## Input
▶
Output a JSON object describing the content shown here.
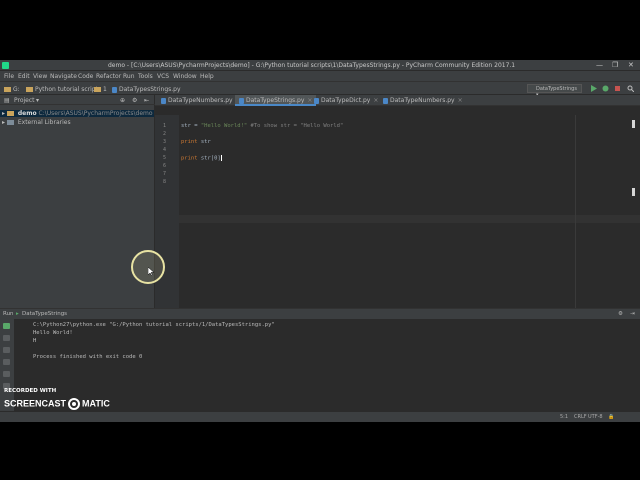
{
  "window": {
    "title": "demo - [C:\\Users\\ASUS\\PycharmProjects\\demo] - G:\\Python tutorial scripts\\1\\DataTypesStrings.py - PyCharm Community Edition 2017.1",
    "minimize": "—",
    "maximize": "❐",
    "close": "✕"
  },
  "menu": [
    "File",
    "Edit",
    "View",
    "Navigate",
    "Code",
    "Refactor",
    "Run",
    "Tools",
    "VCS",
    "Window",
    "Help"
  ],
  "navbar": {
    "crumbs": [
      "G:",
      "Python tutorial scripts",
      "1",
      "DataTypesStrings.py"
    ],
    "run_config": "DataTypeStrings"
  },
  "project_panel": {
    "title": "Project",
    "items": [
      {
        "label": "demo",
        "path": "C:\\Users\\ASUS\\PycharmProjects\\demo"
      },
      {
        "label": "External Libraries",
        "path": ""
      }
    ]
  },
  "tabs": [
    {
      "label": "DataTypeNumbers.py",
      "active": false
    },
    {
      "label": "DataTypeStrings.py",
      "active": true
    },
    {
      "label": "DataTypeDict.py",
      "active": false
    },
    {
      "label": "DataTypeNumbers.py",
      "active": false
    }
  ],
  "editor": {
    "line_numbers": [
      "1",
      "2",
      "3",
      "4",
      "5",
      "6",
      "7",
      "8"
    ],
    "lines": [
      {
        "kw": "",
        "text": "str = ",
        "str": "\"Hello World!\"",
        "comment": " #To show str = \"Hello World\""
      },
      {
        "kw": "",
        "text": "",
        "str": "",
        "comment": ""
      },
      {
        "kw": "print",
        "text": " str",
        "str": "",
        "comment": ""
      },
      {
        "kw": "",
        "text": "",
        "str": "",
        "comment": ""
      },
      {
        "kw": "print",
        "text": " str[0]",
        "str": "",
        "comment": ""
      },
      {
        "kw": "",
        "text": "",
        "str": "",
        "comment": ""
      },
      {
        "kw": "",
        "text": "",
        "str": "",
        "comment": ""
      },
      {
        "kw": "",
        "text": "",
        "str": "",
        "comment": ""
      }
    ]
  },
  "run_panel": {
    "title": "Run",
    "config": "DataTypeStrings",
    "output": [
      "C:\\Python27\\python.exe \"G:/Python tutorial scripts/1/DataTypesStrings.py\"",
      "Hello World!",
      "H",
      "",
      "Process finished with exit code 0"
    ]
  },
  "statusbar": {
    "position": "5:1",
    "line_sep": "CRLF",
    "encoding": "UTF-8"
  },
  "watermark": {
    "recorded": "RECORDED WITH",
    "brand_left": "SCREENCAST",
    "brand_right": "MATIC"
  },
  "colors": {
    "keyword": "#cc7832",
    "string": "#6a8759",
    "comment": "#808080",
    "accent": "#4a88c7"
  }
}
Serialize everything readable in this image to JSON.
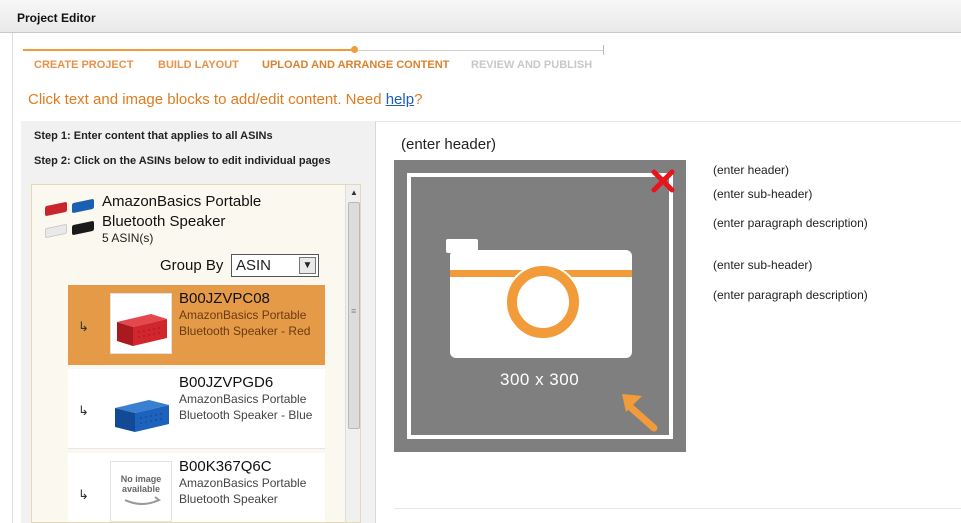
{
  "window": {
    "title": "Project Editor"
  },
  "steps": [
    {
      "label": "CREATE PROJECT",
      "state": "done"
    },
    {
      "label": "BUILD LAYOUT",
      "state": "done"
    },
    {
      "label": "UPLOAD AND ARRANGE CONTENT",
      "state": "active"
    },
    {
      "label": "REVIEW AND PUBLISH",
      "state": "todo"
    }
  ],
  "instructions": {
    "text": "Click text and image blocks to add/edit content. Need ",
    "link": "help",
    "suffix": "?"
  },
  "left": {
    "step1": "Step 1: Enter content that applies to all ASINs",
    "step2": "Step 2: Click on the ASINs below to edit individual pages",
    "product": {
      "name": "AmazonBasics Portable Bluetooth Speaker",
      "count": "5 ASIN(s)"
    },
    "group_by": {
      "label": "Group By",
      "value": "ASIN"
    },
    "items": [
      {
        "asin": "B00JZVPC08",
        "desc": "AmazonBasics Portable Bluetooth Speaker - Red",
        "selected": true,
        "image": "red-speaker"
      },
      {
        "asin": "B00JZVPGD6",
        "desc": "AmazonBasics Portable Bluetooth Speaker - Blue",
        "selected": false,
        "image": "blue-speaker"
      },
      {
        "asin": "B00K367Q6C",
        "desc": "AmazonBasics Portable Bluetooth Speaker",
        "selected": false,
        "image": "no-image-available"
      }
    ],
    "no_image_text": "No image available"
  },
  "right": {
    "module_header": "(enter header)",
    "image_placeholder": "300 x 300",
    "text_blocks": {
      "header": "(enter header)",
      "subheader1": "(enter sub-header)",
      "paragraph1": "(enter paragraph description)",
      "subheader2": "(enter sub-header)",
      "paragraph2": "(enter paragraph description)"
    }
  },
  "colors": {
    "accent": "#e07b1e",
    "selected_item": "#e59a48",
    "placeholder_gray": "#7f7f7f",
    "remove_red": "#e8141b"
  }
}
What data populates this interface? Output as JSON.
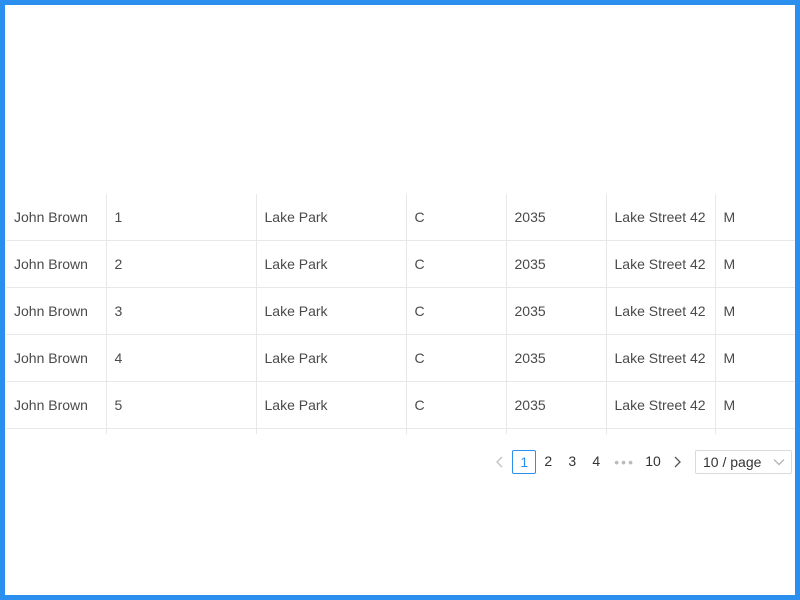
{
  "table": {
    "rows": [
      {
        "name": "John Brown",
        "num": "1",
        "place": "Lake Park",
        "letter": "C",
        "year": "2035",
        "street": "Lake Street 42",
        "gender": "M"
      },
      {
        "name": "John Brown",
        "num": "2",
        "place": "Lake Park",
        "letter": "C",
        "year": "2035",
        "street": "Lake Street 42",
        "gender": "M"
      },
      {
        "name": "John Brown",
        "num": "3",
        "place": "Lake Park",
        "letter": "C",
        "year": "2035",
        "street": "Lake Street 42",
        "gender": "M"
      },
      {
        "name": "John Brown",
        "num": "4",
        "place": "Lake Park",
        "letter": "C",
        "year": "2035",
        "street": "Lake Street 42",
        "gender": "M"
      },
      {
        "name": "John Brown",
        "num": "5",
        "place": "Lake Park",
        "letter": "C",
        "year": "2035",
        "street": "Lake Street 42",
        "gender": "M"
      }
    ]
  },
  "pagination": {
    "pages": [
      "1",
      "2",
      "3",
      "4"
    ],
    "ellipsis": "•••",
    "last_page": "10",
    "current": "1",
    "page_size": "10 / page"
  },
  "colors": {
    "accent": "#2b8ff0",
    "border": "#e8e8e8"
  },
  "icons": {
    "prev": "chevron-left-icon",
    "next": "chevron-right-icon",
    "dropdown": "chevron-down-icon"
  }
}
◀
▶
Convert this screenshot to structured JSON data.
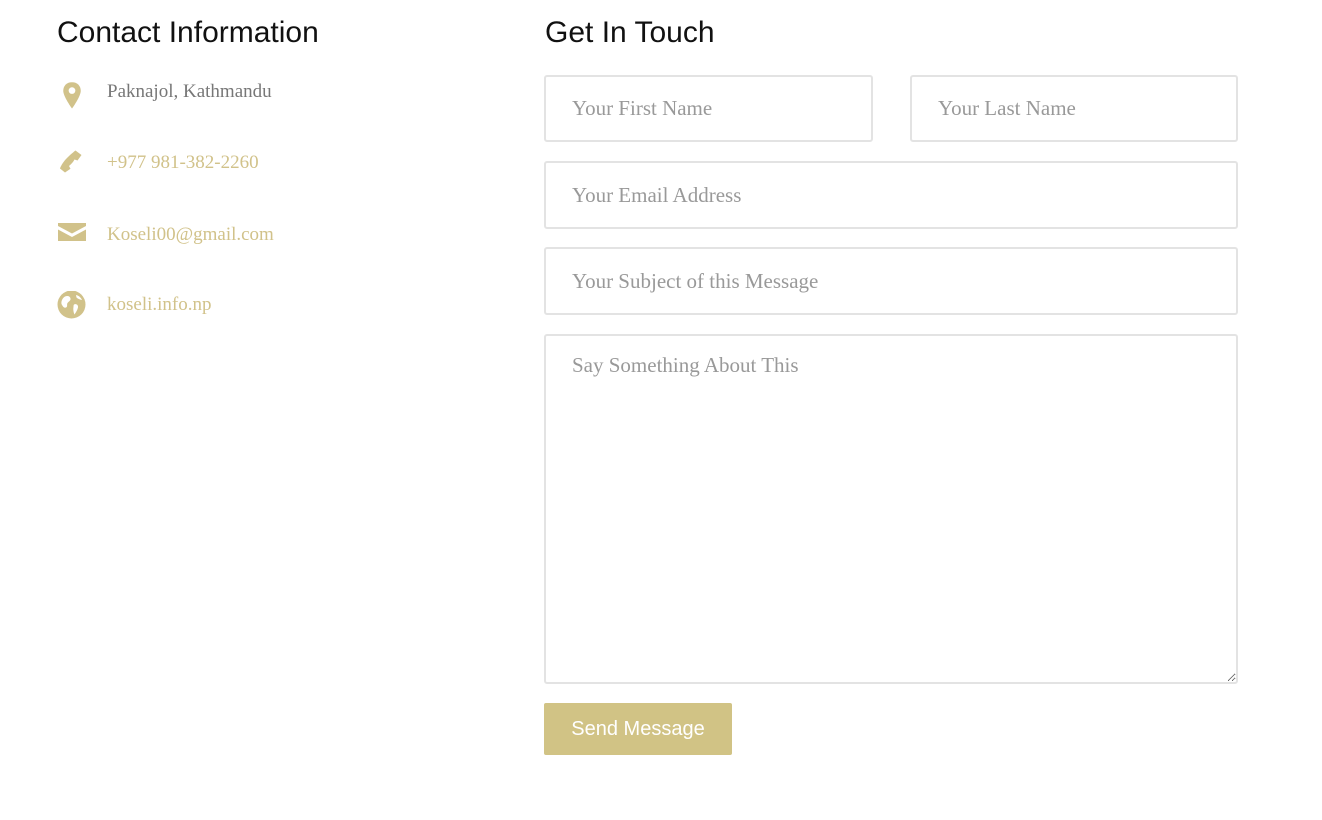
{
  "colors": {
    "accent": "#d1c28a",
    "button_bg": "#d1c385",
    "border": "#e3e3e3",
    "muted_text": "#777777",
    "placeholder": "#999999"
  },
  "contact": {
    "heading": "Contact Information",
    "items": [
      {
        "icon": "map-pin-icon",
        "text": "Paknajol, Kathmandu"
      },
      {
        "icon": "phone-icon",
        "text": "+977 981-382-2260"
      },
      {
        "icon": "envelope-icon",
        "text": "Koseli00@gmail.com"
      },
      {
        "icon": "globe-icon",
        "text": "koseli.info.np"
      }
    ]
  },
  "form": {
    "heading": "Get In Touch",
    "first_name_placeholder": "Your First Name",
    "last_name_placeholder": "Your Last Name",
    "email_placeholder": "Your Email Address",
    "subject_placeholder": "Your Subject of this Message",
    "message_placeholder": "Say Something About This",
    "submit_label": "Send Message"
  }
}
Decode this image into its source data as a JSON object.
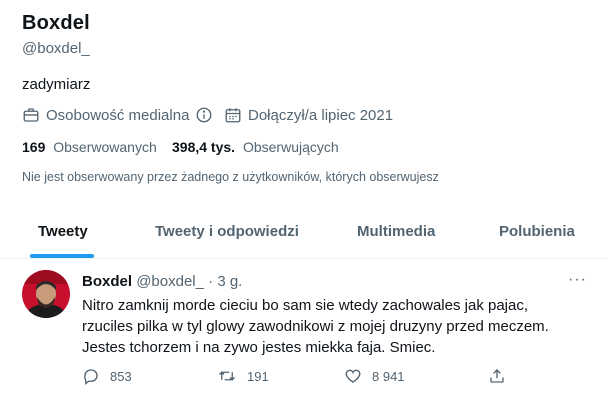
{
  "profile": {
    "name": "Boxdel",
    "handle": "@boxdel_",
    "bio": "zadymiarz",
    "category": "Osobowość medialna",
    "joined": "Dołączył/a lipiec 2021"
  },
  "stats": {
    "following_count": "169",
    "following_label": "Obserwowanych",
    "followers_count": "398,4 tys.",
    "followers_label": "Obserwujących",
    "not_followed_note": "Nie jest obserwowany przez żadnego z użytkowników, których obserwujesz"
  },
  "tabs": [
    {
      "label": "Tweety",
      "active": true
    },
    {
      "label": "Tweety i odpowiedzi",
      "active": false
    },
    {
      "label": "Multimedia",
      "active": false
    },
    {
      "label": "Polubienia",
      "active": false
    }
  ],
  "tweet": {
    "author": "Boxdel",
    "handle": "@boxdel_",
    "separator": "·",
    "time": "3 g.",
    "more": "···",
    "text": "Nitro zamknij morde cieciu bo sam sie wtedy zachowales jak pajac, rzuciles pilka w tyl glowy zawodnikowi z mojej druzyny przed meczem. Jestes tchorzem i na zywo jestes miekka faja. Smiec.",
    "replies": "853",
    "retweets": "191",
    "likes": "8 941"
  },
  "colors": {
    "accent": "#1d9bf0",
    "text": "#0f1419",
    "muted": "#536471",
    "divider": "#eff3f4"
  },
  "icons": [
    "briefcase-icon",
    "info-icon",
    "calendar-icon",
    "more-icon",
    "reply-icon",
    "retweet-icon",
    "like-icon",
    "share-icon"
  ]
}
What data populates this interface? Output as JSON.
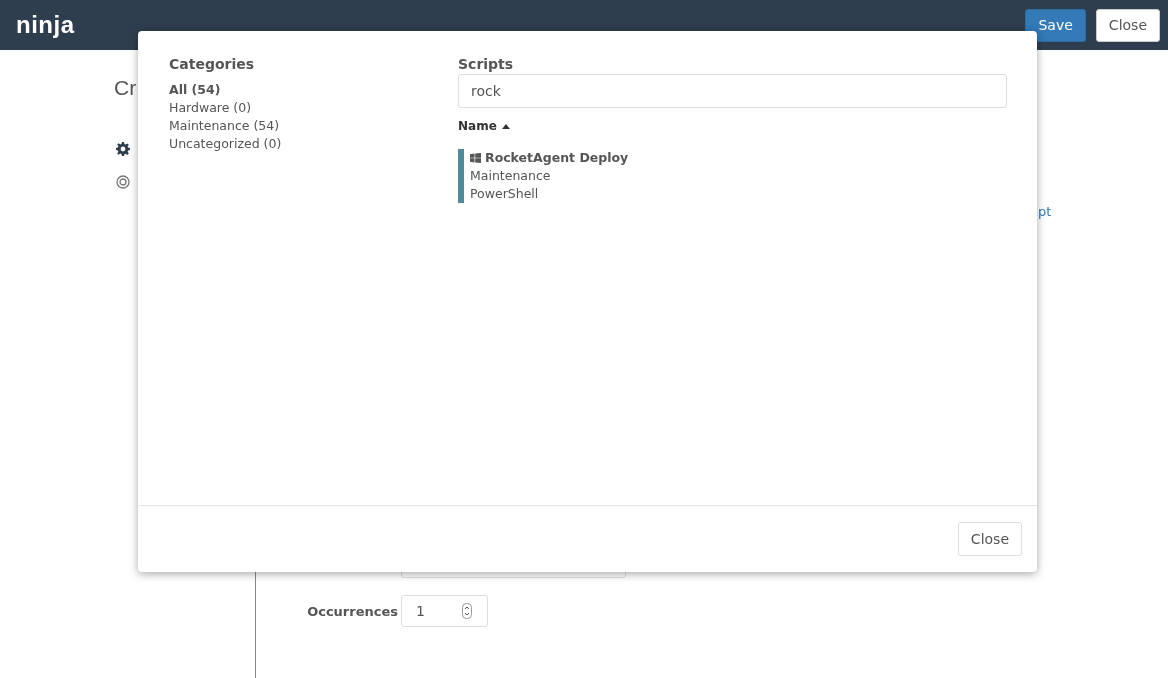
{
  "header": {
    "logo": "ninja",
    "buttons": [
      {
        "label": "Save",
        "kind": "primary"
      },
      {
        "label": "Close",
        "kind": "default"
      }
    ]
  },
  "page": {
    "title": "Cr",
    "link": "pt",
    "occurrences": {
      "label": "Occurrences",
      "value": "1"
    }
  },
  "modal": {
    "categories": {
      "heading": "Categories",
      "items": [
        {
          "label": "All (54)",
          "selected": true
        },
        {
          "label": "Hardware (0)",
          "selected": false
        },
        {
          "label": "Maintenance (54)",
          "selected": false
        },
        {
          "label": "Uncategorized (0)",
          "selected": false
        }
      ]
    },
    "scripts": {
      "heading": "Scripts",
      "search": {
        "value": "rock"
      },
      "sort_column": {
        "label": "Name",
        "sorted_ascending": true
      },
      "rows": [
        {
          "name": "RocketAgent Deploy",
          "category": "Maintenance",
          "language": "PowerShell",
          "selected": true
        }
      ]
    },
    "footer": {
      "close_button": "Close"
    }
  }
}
◀
▶
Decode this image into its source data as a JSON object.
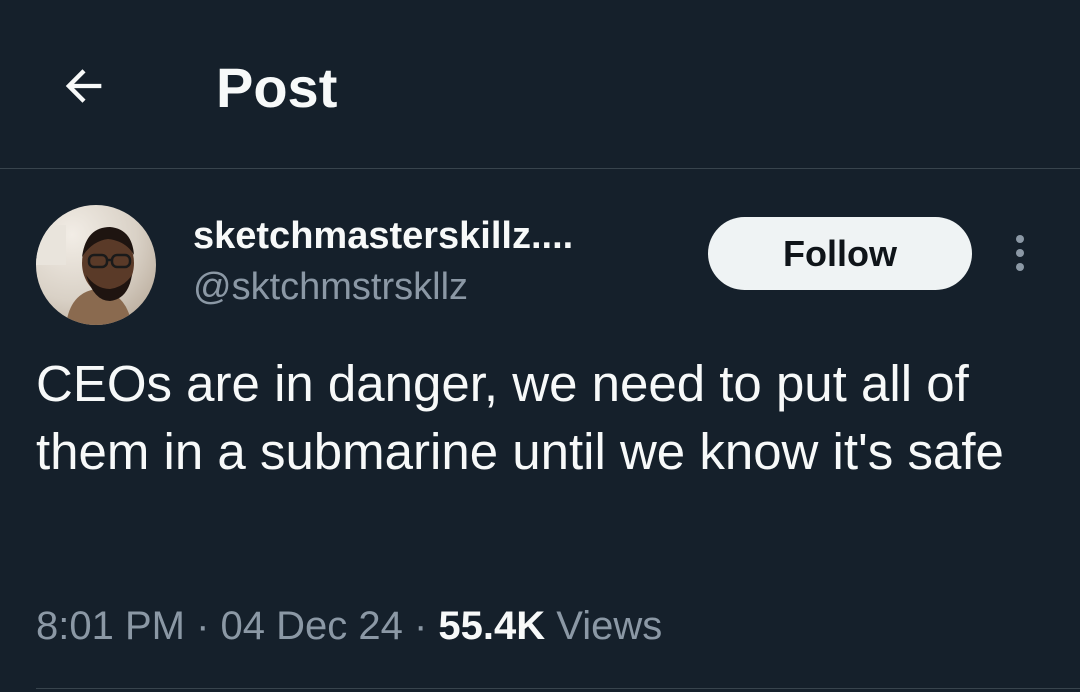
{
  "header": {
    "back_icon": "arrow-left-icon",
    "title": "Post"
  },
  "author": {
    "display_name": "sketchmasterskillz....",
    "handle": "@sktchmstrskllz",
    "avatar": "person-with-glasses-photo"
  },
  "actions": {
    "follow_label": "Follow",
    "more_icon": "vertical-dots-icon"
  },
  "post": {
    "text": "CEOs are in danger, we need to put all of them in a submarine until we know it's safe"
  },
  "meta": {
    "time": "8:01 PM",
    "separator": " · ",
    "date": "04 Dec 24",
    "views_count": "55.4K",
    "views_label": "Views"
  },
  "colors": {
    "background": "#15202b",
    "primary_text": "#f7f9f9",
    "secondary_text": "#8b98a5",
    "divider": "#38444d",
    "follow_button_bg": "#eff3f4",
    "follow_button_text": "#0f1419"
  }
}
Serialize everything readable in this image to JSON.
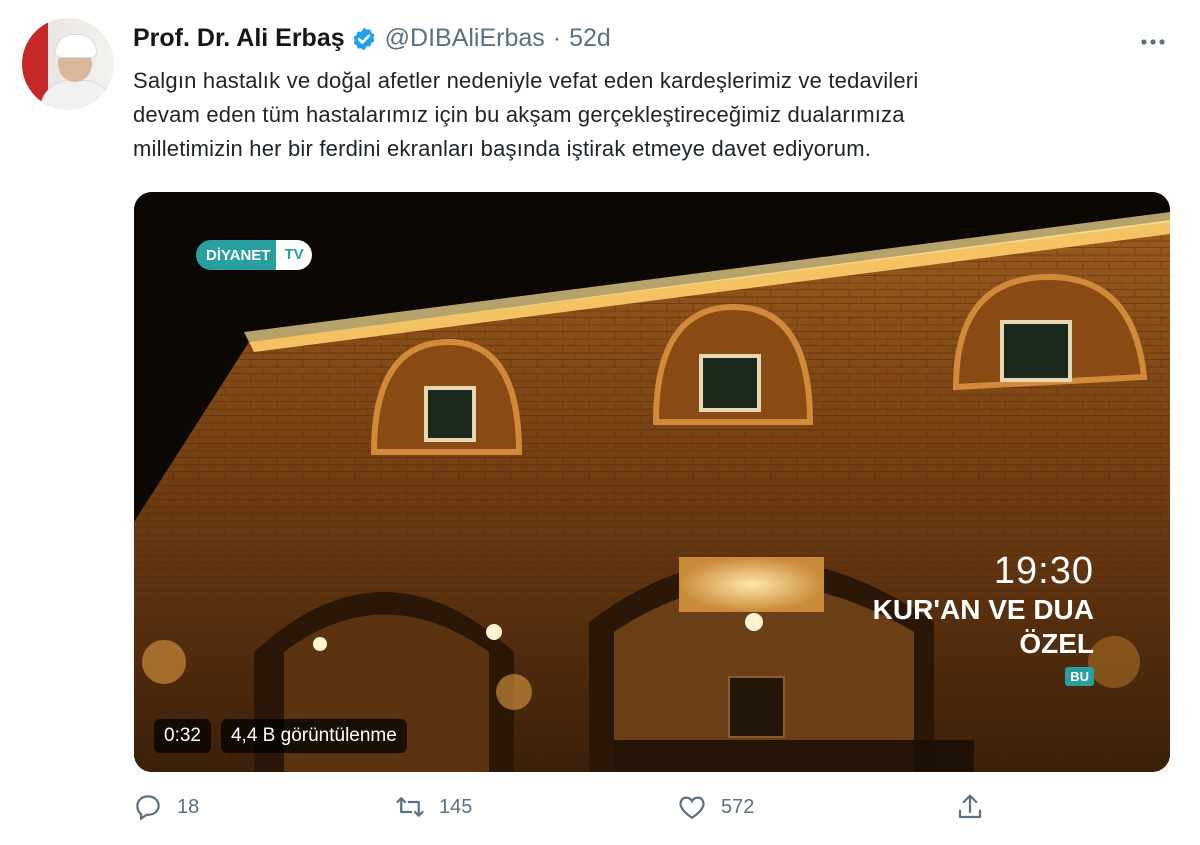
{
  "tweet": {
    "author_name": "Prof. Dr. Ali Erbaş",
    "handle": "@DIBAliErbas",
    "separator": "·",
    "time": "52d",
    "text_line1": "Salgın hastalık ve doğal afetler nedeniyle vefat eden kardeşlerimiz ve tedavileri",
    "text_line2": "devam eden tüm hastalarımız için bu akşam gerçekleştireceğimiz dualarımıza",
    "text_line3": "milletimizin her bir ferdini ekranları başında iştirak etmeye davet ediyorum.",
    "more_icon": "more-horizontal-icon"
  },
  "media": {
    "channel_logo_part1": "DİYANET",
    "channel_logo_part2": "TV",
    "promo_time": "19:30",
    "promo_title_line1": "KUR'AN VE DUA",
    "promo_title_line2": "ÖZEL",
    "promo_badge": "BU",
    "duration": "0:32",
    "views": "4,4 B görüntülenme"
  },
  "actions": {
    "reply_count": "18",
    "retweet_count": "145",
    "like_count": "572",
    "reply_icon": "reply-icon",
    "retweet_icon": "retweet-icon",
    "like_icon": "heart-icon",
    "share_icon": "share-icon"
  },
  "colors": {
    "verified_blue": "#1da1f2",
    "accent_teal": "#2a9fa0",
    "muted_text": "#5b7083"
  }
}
◀
## Goal
Return each line with "PycharmProjects".

## The reply
    "title": "demo - [C:\\Users\\ASUS\\PycharmProjects\\demo] - G:\\Python tutorial scripts\\1\\DataTypesStrings.py - PyCharm Community Edition 2017.1",
        "path": "C:\\Users\\ASUS\\PycharmProjects\\demo"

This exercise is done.